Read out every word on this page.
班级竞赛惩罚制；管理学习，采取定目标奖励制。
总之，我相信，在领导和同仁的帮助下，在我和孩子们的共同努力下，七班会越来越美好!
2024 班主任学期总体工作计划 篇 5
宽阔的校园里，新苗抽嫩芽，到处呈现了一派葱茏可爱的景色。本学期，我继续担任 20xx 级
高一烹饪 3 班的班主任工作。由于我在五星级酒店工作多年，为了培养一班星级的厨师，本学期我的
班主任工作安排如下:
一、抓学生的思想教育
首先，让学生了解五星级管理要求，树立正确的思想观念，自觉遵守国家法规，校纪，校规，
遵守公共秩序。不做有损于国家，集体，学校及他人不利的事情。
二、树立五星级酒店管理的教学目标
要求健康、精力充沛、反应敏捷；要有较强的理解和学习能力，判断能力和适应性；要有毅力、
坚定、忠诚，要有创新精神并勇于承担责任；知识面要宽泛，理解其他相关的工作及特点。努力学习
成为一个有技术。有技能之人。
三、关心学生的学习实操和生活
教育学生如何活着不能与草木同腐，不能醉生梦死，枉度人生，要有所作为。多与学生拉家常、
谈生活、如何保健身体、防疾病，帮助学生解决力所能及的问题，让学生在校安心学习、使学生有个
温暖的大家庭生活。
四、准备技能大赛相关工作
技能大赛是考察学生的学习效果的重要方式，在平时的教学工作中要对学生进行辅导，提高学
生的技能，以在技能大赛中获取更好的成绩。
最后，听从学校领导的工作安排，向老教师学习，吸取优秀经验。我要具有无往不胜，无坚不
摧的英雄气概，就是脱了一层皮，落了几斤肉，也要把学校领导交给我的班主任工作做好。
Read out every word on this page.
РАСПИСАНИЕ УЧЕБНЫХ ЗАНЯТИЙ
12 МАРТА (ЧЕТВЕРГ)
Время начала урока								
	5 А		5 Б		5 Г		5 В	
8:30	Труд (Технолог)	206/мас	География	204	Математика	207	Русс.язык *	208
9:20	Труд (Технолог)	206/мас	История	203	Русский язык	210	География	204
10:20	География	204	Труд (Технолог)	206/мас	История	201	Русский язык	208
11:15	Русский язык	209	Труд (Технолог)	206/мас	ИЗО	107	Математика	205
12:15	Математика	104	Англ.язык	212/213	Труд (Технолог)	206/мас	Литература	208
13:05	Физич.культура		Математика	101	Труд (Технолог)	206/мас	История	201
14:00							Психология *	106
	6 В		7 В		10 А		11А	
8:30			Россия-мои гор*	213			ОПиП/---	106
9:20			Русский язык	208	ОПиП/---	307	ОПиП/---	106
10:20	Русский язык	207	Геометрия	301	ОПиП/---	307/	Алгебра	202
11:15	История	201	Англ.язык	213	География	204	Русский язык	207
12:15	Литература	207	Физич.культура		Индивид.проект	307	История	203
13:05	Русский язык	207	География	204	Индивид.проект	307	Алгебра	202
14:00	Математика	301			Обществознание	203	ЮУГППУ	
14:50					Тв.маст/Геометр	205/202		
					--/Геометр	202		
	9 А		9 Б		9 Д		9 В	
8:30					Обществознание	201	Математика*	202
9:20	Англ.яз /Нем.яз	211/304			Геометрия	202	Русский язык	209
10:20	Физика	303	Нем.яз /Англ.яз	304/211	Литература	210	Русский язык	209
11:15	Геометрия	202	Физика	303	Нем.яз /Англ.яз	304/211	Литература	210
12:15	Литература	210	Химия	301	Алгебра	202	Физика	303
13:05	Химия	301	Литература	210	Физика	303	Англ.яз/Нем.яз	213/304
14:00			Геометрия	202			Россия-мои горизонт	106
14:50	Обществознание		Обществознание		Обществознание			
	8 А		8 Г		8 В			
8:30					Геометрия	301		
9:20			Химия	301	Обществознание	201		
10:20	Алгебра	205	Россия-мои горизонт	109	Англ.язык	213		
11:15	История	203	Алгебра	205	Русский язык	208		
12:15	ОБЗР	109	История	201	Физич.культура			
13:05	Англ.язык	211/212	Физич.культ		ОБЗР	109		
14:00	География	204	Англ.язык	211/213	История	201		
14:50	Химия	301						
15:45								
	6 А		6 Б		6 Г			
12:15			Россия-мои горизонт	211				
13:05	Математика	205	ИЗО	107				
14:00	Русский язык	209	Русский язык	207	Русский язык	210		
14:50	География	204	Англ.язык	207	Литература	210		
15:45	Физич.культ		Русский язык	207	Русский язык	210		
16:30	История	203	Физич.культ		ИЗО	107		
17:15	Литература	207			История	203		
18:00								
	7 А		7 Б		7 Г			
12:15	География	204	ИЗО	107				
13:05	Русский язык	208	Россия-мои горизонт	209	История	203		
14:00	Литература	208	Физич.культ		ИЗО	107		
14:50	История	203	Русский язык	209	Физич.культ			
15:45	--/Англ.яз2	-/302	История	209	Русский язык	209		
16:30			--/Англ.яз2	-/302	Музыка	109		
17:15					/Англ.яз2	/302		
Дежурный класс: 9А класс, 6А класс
+===+
* _Problem to work on_: Using the records above, pull out each line where the word "ОБЗР" occurs.

* _Result for this exercise_:
12:15	ОБЗР	109	История	201	Физич.культура			
13:05	Англ.язык	211/212	Физич.культ		ОБЗР	109		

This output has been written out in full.